PROBLEM REQUIREMENTS :: Scan the records for the string "structured"; copy each line where it occurs.

DATASET ENTRIES ::
* * *

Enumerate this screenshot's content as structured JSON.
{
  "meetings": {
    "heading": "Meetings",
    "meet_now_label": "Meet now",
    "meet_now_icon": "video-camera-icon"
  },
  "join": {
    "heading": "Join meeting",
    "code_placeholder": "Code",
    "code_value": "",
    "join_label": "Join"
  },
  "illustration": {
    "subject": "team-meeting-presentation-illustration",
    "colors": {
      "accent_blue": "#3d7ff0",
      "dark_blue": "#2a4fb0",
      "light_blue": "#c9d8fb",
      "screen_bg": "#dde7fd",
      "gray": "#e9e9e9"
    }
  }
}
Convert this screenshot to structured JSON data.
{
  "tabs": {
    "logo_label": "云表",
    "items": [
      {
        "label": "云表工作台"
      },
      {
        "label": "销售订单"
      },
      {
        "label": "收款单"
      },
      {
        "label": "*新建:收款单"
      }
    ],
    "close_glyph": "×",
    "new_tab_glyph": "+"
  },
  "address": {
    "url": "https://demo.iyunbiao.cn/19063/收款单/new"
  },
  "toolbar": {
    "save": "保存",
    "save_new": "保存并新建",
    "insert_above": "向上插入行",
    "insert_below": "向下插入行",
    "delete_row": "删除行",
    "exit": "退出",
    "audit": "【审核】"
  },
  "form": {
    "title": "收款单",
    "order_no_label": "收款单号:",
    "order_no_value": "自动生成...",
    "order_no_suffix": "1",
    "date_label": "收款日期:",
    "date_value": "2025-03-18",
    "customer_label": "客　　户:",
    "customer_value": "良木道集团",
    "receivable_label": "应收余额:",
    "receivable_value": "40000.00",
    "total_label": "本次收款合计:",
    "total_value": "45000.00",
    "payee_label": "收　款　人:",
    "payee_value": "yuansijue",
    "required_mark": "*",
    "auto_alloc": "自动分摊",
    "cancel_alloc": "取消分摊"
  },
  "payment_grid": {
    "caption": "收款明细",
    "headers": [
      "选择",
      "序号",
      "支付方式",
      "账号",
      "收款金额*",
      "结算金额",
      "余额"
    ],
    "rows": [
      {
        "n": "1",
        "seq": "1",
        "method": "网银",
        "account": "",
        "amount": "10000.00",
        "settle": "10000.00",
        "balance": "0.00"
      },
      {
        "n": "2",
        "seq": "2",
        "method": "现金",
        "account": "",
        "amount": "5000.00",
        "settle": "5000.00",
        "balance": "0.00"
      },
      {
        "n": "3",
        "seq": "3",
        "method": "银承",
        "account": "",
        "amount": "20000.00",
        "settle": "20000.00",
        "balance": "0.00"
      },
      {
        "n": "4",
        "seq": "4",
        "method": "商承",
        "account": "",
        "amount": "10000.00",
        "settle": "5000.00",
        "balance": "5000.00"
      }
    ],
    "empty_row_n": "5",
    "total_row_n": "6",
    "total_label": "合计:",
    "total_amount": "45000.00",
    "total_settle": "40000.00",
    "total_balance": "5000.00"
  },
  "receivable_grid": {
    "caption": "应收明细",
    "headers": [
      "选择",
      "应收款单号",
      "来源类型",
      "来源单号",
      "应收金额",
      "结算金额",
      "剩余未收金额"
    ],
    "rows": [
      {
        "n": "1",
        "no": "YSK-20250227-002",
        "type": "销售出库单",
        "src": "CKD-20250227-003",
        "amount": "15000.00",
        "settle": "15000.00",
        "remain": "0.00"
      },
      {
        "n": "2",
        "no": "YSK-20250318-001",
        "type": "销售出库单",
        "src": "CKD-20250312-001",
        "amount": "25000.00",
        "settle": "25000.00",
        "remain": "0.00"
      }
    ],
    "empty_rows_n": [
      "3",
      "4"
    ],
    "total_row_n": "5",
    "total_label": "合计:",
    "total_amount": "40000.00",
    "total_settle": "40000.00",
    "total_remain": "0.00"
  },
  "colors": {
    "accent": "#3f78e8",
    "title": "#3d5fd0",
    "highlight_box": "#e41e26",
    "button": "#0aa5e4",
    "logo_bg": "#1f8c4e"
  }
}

* * *

RESULT OF THIS TASK ::
Enumerate this screenshot's content as structured JSON.
Convert this screenshot to structured JSON data.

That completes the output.